▶ _WORK TO BE COMPLETED_
Write out every entry word for word.

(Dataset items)
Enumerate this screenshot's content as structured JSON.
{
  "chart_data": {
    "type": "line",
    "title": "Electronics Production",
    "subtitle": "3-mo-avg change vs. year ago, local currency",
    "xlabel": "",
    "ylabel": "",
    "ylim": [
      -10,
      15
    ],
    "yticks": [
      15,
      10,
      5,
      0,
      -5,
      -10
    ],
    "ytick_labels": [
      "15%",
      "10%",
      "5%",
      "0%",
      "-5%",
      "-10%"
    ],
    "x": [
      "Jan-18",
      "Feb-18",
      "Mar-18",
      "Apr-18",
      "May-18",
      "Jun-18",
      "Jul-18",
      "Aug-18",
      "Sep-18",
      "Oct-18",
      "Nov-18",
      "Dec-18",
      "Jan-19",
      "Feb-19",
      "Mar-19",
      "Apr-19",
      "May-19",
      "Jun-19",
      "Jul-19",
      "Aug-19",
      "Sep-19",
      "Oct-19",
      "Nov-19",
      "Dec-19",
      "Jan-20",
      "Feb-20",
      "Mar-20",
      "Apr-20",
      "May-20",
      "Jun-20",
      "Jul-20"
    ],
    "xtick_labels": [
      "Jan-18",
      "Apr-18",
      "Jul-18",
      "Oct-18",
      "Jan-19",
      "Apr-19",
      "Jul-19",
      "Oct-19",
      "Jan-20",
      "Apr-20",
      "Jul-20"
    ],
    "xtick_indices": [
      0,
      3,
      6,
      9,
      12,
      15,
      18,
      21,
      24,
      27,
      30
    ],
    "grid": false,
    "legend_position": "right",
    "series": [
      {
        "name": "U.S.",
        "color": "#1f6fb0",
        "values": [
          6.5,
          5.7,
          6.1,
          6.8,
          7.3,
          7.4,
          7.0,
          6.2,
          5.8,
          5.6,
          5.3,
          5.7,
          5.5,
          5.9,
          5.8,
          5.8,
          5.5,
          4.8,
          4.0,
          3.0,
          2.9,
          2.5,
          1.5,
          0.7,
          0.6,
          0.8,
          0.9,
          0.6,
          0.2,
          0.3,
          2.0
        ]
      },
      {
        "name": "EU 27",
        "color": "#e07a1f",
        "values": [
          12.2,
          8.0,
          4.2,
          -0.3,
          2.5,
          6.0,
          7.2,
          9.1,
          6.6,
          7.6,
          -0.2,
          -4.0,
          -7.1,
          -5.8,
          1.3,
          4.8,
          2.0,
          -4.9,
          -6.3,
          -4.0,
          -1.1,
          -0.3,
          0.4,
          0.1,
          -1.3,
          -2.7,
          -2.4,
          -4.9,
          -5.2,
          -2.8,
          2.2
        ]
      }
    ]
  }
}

▶ _WRITTEN RESPONSE_
Enumerate this screenshot's content as structured JSON.
{
  "chart_data": {
    "type": "line",
    "title": "Electronics Production",
    "subtitle": "3-mo-avg change vs. year ago, local currency",
    "xlabel": "",
    "ylabel": "",
    "ylim": [
      -10,
      15
    ],
    "yticks": [
      15,
      10,
      5,
      0,
      -5,
      -10
    ],
    "ytick_labels": [
      "15%",
      "10%",
      "5%",
      "0%",
      "-5%",
      "-10%"
    ],
    "x": [
      "Jan-18",
      "Feb-18",
      "Mar-18",
      "Apr-18",
      "May-18",
      "Jun-18",
      "Jul-18",
      "Aug-18",
      "Sep-18",
      "Oct-18",
      "Nov-18",
      "Dec-18",
      "Jan-19",
      "Feb-19",
      "Mar-19",
      "Apr-19",
      "May-19",
      "Jun-19",
      "Jul-19",
      "Aug-19",
      "Sep-19",
      "Oct-19",
      "Nov-19",
      "Dec-19",
      "Jan-20",
      "Feb-20",
      "Mar-20",
      "Apr-20",
      "May-20",
      "Jun-20",
      "Jul-20"
    ],
    "xtick_labels": [
      "Jan-18",
      "Apr-18",
      "Jul-18",
      "Oct-18",
      "Jan-19",
      "Apr-19",
      "Jul-19",
      "Oct-19",
      "Jan-20",
      "Apr-20",
      "Jul-20"
    ],
    "xtick_indices": [
      0,
      3,
      6,
      9,
      12,
      15,
      18,
      21,
      24,
      27,
      30
    ],
    "grid": false,
    "legend_position": "right",
    "series": [
      {
        "name": "U.S.",
        "color": "#1f6fb0",
        "values": [
          6.5,
          5.7,
          6.1,
          6.8,
          7.3,
          7.4,
          7.0,
          6.2,
          5.8,
          5.6,
          5.3,
          5.7,
          5.5,
          5.9,
          5.8,
          5.8,
          5.5,
          4.8,
          4.0,
          3.0,
          2.9,
          2.5,
          1.5,
          0.7,
          0.6,
          0.8,
          0.9,
          0.6,
          0.2,
          0.3,
          2.0
        ]
      },
      {
        "name": "EU 27",
        "color": "#e07a1f",
        "values": [
          12.2,
          8.0,
          4.2,
          -0.3,
          2.5,
          6.0,
          7.2,
          9.1,
          6.6,
          7.6,
          -0.2,
          -4.0,
          -7.1,
          -5.8,
          1.3,
          4.8,
          2.0,
          -4.9,
          -6.3,
          -4.0,
          -1.1,
          -0.3,
          0.4,
          0.1,
          -1.3,
          -2.7,
          -2.4,
          -4.9,
          -5.2,
          -2.8,
          2.2
        ]
      }
    ]
  }
}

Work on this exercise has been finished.